## start Exercise materials
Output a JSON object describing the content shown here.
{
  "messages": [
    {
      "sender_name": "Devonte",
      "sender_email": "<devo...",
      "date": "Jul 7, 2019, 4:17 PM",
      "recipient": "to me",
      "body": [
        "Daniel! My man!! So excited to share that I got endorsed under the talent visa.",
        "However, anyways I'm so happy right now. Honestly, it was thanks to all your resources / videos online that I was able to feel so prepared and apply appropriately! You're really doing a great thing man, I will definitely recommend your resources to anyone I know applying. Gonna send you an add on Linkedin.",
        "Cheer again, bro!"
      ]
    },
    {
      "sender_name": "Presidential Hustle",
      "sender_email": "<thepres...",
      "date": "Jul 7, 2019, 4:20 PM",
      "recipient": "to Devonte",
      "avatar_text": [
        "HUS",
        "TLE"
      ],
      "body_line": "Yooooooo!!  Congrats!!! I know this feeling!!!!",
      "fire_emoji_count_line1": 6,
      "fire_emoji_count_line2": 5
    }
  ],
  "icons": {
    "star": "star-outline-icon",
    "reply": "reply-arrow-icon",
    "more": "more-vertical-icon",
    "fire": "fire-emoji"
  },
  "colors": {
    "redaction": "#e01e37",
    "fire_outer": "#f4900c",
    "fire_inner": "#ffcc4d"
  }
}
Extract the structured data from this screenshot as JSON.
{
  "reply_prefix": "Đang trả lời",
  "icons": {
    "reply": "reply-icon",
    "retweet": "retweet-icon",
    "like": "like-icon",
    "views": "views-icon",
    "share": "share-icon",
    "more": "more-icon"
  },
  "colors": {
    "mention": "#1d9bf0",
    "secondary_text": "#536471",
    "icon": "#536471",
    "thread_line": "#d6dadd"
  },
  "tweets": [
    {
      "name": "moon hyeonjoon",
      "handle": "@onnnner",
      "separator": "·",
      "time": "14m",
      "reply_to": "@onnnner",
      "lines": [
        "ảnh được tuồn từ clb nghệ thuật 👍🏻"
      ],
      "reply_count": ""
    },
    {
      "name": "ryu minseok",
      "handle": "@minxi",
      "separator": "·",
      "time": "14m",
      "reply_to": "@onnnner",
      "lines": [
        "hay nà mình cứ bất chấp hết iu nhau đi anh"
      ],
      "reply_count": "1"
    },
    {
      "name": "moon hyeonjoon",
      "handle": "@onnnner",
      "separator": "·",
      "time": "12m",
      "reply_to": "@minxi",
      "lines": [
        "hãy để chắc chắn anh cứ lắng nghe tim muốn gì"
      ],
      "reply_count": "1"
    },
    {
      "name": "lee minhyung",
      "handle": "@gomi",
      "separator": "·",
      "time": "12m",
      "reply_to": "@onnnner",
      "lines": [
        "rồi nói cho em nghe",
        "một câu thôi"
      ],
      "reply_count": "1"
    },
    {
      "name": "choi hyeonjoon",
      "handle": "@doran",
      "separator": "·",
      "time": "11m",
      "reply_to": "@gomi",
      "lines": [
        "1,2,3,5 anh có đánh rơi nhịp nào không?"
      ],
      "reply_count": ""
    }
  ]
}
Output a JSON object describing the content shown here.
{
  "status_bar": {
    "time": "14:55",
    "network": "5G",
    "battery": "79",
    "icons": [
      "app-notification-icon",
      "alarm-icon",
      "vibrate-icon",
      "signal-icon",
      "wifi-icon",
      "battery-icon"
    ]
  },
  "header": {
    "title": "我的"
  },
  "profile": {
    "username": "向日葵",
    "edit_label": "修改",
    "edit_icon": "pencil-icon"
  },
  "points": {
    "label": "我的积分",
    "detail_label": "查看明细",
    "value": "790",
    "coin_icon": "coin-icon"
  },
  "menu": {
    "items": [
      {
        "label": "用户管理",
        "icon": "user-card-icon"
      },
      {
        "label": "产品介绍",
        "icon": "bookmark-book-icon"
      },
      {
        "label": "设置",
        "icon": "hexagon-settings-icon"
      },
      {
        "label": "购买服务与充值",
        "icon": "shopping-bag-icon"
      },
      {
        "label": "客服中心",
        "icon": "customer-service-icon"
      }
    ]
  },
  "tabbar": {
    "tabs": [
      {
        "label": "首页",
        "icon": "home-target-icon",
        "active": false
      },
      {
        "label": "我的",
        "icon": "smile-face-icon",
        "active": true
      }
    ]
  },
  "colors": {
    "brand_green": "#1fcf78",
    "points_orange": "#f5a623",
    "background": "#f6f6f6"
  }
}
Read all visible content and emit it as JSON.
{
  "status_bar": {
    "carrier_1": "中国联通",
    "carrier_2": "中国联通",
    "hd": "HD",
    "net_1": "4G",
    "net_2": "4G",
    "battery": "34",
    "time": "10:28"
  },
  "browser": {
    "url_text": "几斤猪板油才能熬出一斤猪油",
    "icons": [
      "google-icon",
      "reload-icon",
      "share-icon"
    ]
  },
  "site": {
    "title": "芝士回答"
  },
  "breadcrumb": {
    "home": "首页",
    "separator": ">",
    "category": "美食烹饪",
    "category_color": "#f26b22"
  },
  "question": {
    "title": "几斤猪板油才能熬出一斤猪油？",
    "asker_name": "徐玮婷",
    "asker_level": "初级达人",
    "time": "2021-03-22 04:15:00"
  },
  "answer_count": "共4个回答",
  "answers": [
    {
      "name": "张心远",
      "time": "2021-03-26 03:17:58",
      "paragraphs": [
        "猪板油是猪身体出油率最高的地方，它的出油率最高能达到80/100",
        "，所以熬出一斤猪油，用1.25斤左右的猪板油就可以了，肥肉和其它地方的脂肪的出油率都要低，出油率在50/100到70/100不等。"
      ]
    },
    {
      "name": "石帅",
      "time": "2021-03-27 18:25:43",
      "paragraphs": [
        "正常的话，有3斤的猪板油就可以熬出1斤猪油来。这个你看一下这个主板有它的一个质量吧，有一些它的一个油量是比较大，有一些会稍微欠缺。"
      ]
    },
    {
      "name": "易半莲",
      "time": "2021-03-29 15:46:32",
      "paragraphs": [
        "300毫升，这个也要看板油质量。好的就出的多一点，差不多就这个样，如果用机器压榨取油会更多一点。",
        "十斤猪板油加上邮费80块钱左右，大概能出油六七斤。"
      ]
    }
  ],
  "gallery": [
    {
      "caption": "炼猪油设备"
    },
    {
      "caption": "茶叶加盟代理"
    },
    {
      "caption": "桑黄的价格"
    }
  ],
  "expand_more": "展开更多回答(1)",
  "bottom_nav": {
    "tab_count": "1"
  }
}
## end Exercise materials
(What is needed):
Reproduce every line of the data verbatim.

(The solution):
Output a JSON object describing the content shown here.
{
  "messages": [
    {
      "sender_name": "Devonte",
      "sender_email": "<devo...",
      "date": "Jul 7, 2019, 4:17 PM",
      "recipient": "to me",
      "body": [
        "Daniel! My man!! So excited to share that I got endorsed under the talent visa.",
        "However, anyways I'm so happy right now. Honestly, it was thanks to all your resources / videos online that I was able to feel so prepared and apply appropriately! You're really doing a great thing man, I will definitely recommend your resources to anyone I know applying. Gonna send you an add on Linkedin.",
        "Cheer again, bro!"
      ]
    },
    {
      "sender_name": "Presidential Hustle",
      "sender_email": "<thepres...",
      "date": "Jul 7, 2019, 4:20 PM",
      "recipient": "to Devonte",
      "avatar_text": [
        "HUS",
        "TLE"
      ],
      "body_line": "Yooooooo!!  Congrats!!! I know this feeling!!!!",
      "fire_emoji_count_line1": 6,
      "fire_emoji_count_line2": 5
    }
  ],
  "icons": {
    "star": "star-outline-icon",
    "reply": "reply-arrow-icon",
    "more": "more-vertical-icon",
    "fire": "fire-emoji"
  },
  "colors": {
    "redaction": "#e01e37",
    "fire_outer": "#f4900c",
    "fire_inner": "#ffcc4d"
  }
}
Extract the structured data from this screenshot as JSON.
{
  "reply_prefix": "Đang trả lời",
  "icons": {
    "reply": "reply-icon",
    "retweet": "retweet-icon",
    "like": "like-icon",
    "views": "views-icon",
    "share": "share-icon",
    "more": "more-icon"
  },
  "colors": {
    "mention": "#1d9bf0",
    "secondary_text": "#536471",
    "icon": "#536471",
    "thread_line": "#d6dadd"
  },
  "tweets": [
    {
      "name": "moon hyeonjoon",
      "handle": "@onnnner",
      "separator": "·",
      "time": "14m",
      "reply_to": "@onnnner",
      "lines": [
        "ảnh được tuồn từ clb nghệ thuật 👍🏻"
      ],
      "reply_count": ""
    },
    {
      "name": "ryu minseok",
      "handle": "@minxi",
      "separator": "·",
      "time": "14m",
      "reply_to": "@onnnner",
      "lines": [
        "hay nà mình cứ bất chấp hết iu nhau đi anh"
      ],
      "reply_count": "1"
    },
    {
      "name": "moon hyeonjoon",
      "handle": "@onnnner",
      "separator": "·",
      "time": "12m",
      "reply_to": "@minxi",
      "lines": [
        "hãy để chắc chắn anh cứ lắng nghe tim muốn gì"
      ],
      "reply_count": "1"
    },
    {
      "name": "lee minhyung",
      "handle": "@gomi",
      "separator": "·",
      "time": "12m",
      "reply_to": "@onnnner",
      "lines": [
        "rồi nói cho em nghe",
        "một câu thôi"
      ],
      "reply_count": "1"
    },
    {
      "name": "choi hyeonjoon",
      "handle": "@doran",
      "separator": "·",
      "time": "11m",
      "reply_to": "@gomi",
      "lines": [
        "1,2,3,5 anh có đánh rơi nhịp nào không?"
      ],
      "reply_count": ""
    }
  ]
}
Output a JSON object describing the content shown here.
{
  "status_bar": {
    "time": "14:55",
    "network": "5G",
    "battery": "79",
    "icons": [
      "app-notification-icon",
      "alarm-icon",
      "vibrate-icon",
      "signal-icon",
      "wifi-icon",
      "battery-icon"
    ]
  },
  "header": {
    "title": "我的"
  },
  "profile": {
    "username": "向日葵",
    "edit_label": "修改",
    "edit_icon": "pencil-icon"
  },
  "points": {
    "label": "我的积分",
    "detail_label": "查看明细",
    "value": "790",
    "coin_icon": "coin-icon"
  },
  "menu": {
    "items": [
      {
        "label": "用户管理",
        "icon": "user-card-icon"
      },
      {
        "label": "产品介绍",
        "icon": "bookmark-book-icon"
      },
      {
        "label": "设置",
        "icon": "hexagon-settings-icon"
      },
      {
        "label": "购买服务与充值",
        "icon": "shopping-bag-icon"
      },
      {
        "label": "客服中心",
        "icon": "customer-service-icon"
      }
    ]
  },
  "tabbar": {
    "tabs": [
      {
        "label": "首页",
        "icon": "home-target-icon",
        "active": false
      },
      {
        "label": "我的",
        "icon": "smile-face-icon",
        "active": true
      }
    ]
  },
  "colors": {
    "brand_green": "#1fcf78",
    "points_orange": "#f5a623",
    "background": "#f6f6f6"
  }
}
Read all visible content and emit it as JSON.
{
  "status_bar": {
    "carrier_1": "中国联通",
    "carrier_2": "中国联通",
    "hd": "HD",
    "net_1": "4G",
    "net_2": "4G",
    "battery": "34",
    "time": "10:28"
  },
  "browser": {
    "url_text": "几斤猪板油才能熬出一斤猪油",
    "icons": [
      "google-icon",
      "reload-icon",
      "share-icon"
    ]
  },
  "site": {
    "title": "芝士回答"
  },
  "breadcrumb": {
    "home": "首页",
    "separator": ">",
    "category": "美食烹饪",
    "category_color": "#f26b22"
  },
  "question": {
    "title": "几斤猪板油才能熬出一斤猪油？",
    "asker_name": "徐玮婷",
    "asker_level": "初级达人",
    "time": "2021-03-22 04:15:00"
  },
  "answer_count": "共4个回答",
  "answers": [
    {
      "name": "张心远",
      "time": "2021-03-26 03:17:58",
      "paragraphs": [
        "猪板油是猪身体出油率最高的地方，它的出油率最高能达到80/100",
        "，所以熬出一斤猪油，用1.25斤左右的猪板油就可以了，肥肉和其它地方的脂肪的出油率都要低，出油率在50/100到70/100不等。"
      ]
    },
    {
      "name": "石帅",
      "time": "2021-03-27 18:25:43",
      "paragraphs": [
        "正常的话，有3斤的猪板油就可以熬出1斤猪油来。这个你看一下这个主板有它的一个质量吧，有一些它的一个油量是比较大，有一些会稍微欠缺。"
      ]
    },
    {
      "name": "易半莲",
      "time": "2021-03-29 15:46:32",
      "paragraphs": [
        "300毫升，这个也要看板油质量。好的就出的多一点，差不多就这个样，如果用机器压榨取油会更多一点。",
        "十斤猪板油加上邮费80块钱左右，大概能出油六七斤。"
      ]
    }
  ],
  "gallery": [
    {
      "caption": "炼猪油设备"
    },
    {
      "caption": "茶叶加盟代理"
    },
    {
      "caption": "桑黄的价格"
    }
  ],
  "expand_more": "展开更多回答(1)",
  "bottom_nav": {
    "tab_count": "1"
  }
}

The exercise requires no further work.